→ **Directions**:
Count the lines below that contain the word "builtin", and report only that number.

→ **Working data**:
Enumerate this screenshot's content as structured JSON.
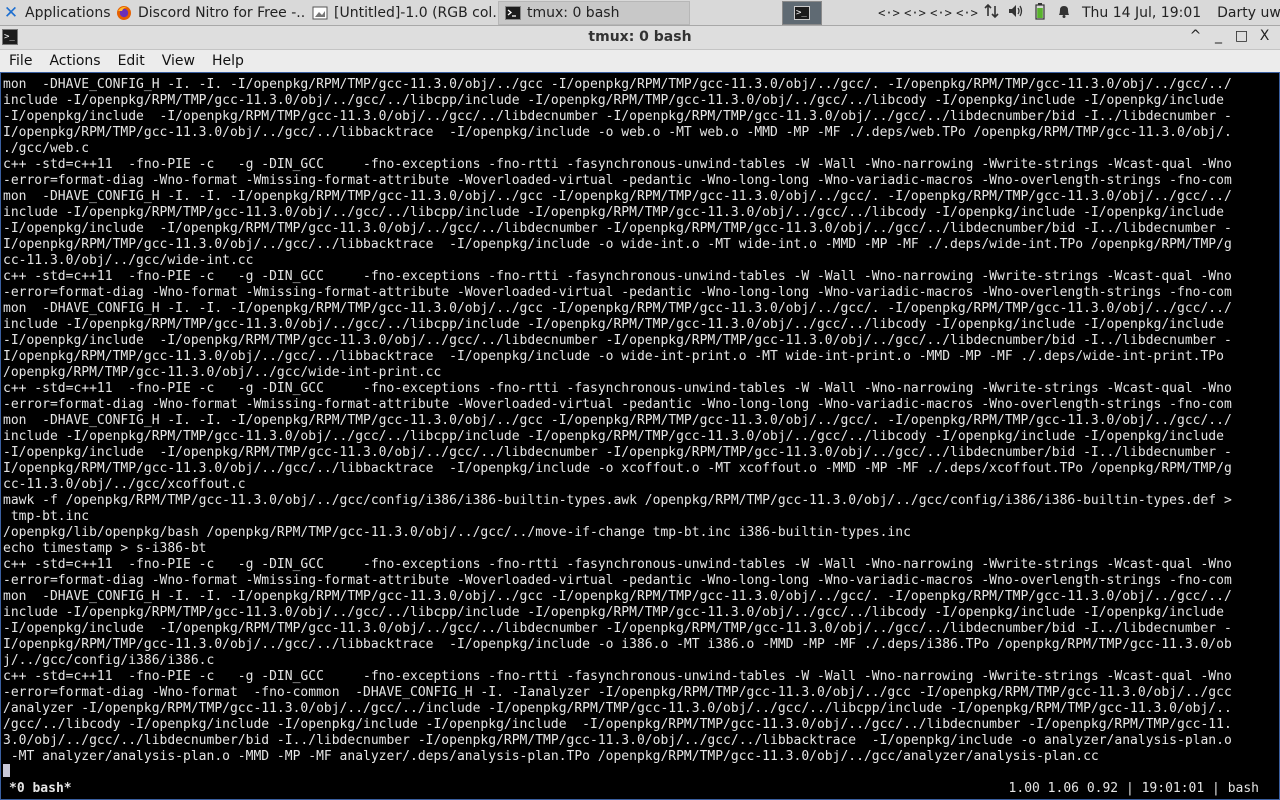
{
  "panel": {
    "apps_label": "Applications",
    "tasks": [
      {
        "title": "Discord Nitro for Free -..."
      },
      {
        "title": "[Untitled]-1.0 (RGB col..."
      },
      {
        "title": "tmux: 0 bash"
      }
    ],
    "network_icons": [
      "<·>",
      "<·>",
      "<·>",
      "<·>"
    ],
    "clock": "Thu 14 Jul, 19:01",
    "user": "Darty uwu"
  },
  "window": {
    "title": "tmux: 0 bash",
    "controls": [
      "^",
      "_",
      "□",
      "X"
    ]
  },
  "menu": [
    "File",
    "Actions",
    "Edit",
    "View",
    "Help"
  ],
  "terminal": {
    "lines": [
      "mon  -DHAVE_CONFIG_H -I. -I. -I/openpkg/RPM/TMP/gcc-11.3.0/obj/../gcc -I/openpkg/RPM/TMP/gcc-11.3.0/obj/../gcc/. -I/openpkg/RPM/TMP/gcc-11.3.0/obj/../gcc/../",
      "include -I/openpkg/RPM/TMP/gcc-11.3.0/obj/../gcc/../libcpp/include -I/openpkg/RPM/TMP/gcc-11.3.0/obj/../gcc/../libcody -I/openpkg/include -I/openpkg/include",
      "-I/openpkg/include  -I/openpkg/RPM/TMP/gcc-11.3.0/obj/../gcc/../libdecnumber -I/openpkg/RPM/TMP/gcc-11.3.0/obj/../gcc/../libdecnumber/bid -I../libdecnumber -",
      "I/openpkg/RPM/TMP/gcc-11.3.0/obj/../gcc/../libbacktrace  -I/openpkg/include -o web.o -MT web.o -MMD -MP -MF ./.deps/web.TPo /openpkg/RPM/TMP/gcc-11.3.0/obj/.",
      "./gcc/web.c",
      "c++ -std=c++11  -fno-PIE -c   -g -DIN_GCC     -fno-exceptions -fno-rtti -fasynchronous-unwind-tables -W -Wall -Wno-narrowing -Wwrite-strings -Wcast-qual -Wno",
      "-error=format-diag -Wno-format -Wmissing-format-attribute -Woverloaded-virtual -pedantic -Wno-long-long -Wno-variadic-macros -Wno-overlength-strings -fno-com",
      "mon  -DHAVE_CONFIG_H -I. -I. -I/openpkg/RPM/TMP/gcc-11.3.0/obj/../gcc -I/openpkg/RPM/TMP/gcc-11.3.0/obj/../gcc/. -I/openpkg/RPM/TMP/gcc-11.3.0/obj/../gcc/../",
      "include -I/openpkg/RPM/TMP/gcc-11.3.0/obj/../gcc/../libcpp/include -I/openpkg/RPM/TMP/gcc-11.3.0/obj/../gcc/../libcody -I/openpkg/include -I/openpkg/include",
      "-I/openpkg/include  -I/openpkg/RPM/TMP/gcc-11.3.0/obj/../gcc/../libdecnumber -I/openpkg/RPM/TMP/gcc-11.3.0/obj/../gcc/../libdecnumber/bid -I../libdecnumber -",
      "I/openpkg/RPM/TMP/gcc-11.3.0/obj/../gcc/../libbacktrace  -I/openpkg/include -o wide-int.o -MT wide-int.o -MMD -MP -MF ./.deps/wide-int.TPo /openpkg/RPM/TMP/g",
      "cc-11.3.0/obj/../gcc/wide-int.cc",
      "c++ -std=c++11  -fno-PIE -c   -g -DIN_GCC     -fno-exceptions -fno-rtti -fasynchronous-unwind-tables -W -Wall -Wno-narrowing -Wwrite-strings -Wcast-qual -Wno",
      "-error=format-diag -Wno-format -Wmissing-format-attribute -Woverloaded-virtual -pedantic -Wno-long-long -Wno-variadic-macros -Wno-overlength-strings -fno-com",
      "mon  -DHAVE_CONFIG_H -I. -I. -I/openpkg/RPM/TMP/gcc-11.3.0/obj/../gcc -I/openpkg/RPM/TMP/gcc-11.3.0/obj/../gcc/. -I/openpkg/RPM/TMP/gcc-11.3.0/obj/../gcc/../",
      "include -I/openpkg/RPM/TMP/gcc-11.3.0/obj/../gcc/../libcpp/include -I/openpkg/RPM/TMP/gcc-11.3.0/obj/../gcc/../libcody -I/openpkg/include -I/openpkg/include",
      "-I/openpkg/include  -I/openpkg/RPM/TMP/gcc-11.3.0/obj/../gcc/../libdecnumber -I/openpkg/RPM/TMP/gcc-11.3.0/obj/../gcc/../libdecnumber/bid -I../libdecnumber -",
      "I/openpkg/RPM/TMP/gcc-11.3.0/obj/../gcc/../libbacktrace  -I/openpkg/include -o wide-int-print.o -MT wide-int-print.o -MMD -MP -MF ./.deps/wide-int-print.TPo",
      "/openpkg/RPM/TMP/gcc-11.3.0/obj/../gcc/wide-int-print.cc",
      "c++ -std=c++11  -fno-PIE -c   -g -DIN_GCC     -fno-exceptions -fno-rtti -fasynchronous-unwind-tables -W -Wall -Wno-narrowing -Wwrite-strings -Wcast-qual -Wno",
      "-error=format-diag -Wno-format -Wmissing-format-attribute -Woverloaded-virtual -pedantic -Wno-long-long -Wno-variadic-macros -Wno-overlength-strings -fno-com",
      "mon  -DHAVE_CONFIG_H -I. -I. -I/openpkg/RPM/TMP/gcc-11.3.0/obj/../gcc -I/openpkg/RPM/TMP/gcc-11.3.0/obj/../gcc/. -I/openpkg/RPM/TMP/gcc-11.3.0/obj/../gcc/../",
      "include -I/openpkg/RPM/TMP/gcc-11.3.0/obj/../gcc/../libcpp/include -I/openpkg/RPM/TMP/gcc-11.3.0/obj/../gcc/../libcody -I/openpkg/include -I/openpkg/include",
      "-I/openpkg/include  -I/openpkg/RPM/TMP/gcc-11.3.0/obj/../gcc/../libdecnumber -I/openpkg/RPM/TMP/gcc-11.3.0/obj/../gcc/../libdecnumber/bid -I../libdecnumber -",
      "I/openpkg/RPM/TMP/gcc-11.3.0/obj/../gcc/../libbacktrace  -I/openpkg/include -o xcoffout.o -MT xcoffout.o -MMD -MP -MF ./.deps/xcoffout.TPo /openpkg/RPM/TMP/g",
      "cc-11.3.0/obj/../gcc/xcoffout.c",
      "mawk -f /openpkg/RPM/TMP/gcc-11.3.0/obj/../gcc/config/i386/i386-builtin-types.awk /openpkg/RPM/TMP/gcc-11.3.0/obj/../gcc/config/i386/i386-builtin-types.def >",
      " tmp-bt.inc",
      "/openpkg/lib/openpkg/bash /openpkg/RPM/TMP/gcc-11.3.0/obj/../gcc/../move-if-change tmp-bt.inc i386-builtin-types.inc",
      "echo timestamp > s-i386-bt",
      "c++ -std=c++11  -fno-PIE -c   -g -DIN_GCC     -fno-exceptions -fno-rtti -fasynchronous-unwind-tables -W -Wall -Wno-narrowing -Wwrite-strings -Wcast-qual -Wno",
      "-error=format-diag -Wno-format -Wmissing-format-attribute -Woverloaded-virtual -pedantic -Wno-long-long -Wno-variadic-macros -Wno-overlength-strings -fno-com",
      "mon  -DHAVE_CONFIG_H -I. -I. -I/openpkg/RPM/TMP/gcc-11.3.0/obj/../gcc -I/openpkg/RPM/TMP/gcc-11.3.0/obj/../gcc/. -I/openpkg/RPM/TMP/gcc-11.3.0/obj/../gcc/../",
      "include -I/openpkg/RPM/TMP/gcc-11.3.0/obj/../gcc/../libcpp/include -I/openpkg/RPM/TMP/gcc-11.3.0/obj/../gcc/../libcody -I/openpkg/include -I/openpkg/include",
      "-I/openpkg/include  -I/openpkg/RPM/TMP/gcc-11.3.0/obj/../gcc/../libdecnumber -I/openpkg/RPM/TMP/gcc-11.3.0/obj/../gcc/../libdecnumber/bid -I../libdecnumber -",
      "I/openpkg/RPM/TMP/gcc-11.3.0/obj/../gcc/../libbacktrace  -I/openpkg/include -o i386.o -MT i386.o -MMD -MP -MF ./.deps/i386.TPo /openpkg/RPM/TMP/gcc-11.3.0/ob",
      "j/../gcc/config/i386/i386.c",
      "c++ -std=c++11  -fno-PIE -c   -g -DIN_GCC     -fno-exceptions -fno-rtti -fasynchronous-unwind-tables -W -Wall -Wno-narrowing -Wwrite-strings -Wcast-qual -Wno",
      "-error=format-diag -Wno-format  -fno-common  -DHAVE_CONFIG_H -I. -Ianalyzer -I/openpkg/RPM/TMP/gcc-11.3.0/obj/../gcc -I/openpkg/RPM/TMP/gcc-11.3.0/obj/../gcc",
      "/analyzer -I/openpkg/RPM/TMP/gcc-11.3.0/obj/../gcc/../include -I/openpkg/RPM/TMP/gcc-11.3.0/obj/../gcc/../libcpp/include -I/openpkg/RPM/TMP/gcc-11.3.0/obj/..",
      "/gcc/../libcody -I/openpkg/include -I/openpkg/include -I/openpkg/include  -I/openpkg/RPM/TMP/gcc-11.3.0/obj/../gcc/../libdecnumber -I/openpkg/RPM/TMP/gcc-11.",
      "3.0/obj/../gcc/../libdecnumber/bid -I../libdecnumber -I/openpkg/RPM/TMP/gcc-11.3.0/obj/../gcc/../libbacktrace  -I/openpkg/include -o analyzer/analysis-plan.o",
      " -MT analyzer/analysis-plan.o -MMD -MP -MF analyzer/.deps/analysis-plan.TPo /openpkg/RPM/TMP/gcc-11.3.0/obj/../gcc/analyzer/analysis-plan.cc"
    ]
  },
  "tmux": {
    "window_label": "*0 bash*",
    "right_status": "1.00 1.06 0.92 | 19:01:01 | bash"
  },
  "colors": {
    "panel_bg": "#d9d9d9",
    "terminal_bg": "#000000",
    "terminal_fg": "#e5e5e5",
    "accent": "#1e6fd0"
  }
}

→ **Solution for this problem**:
2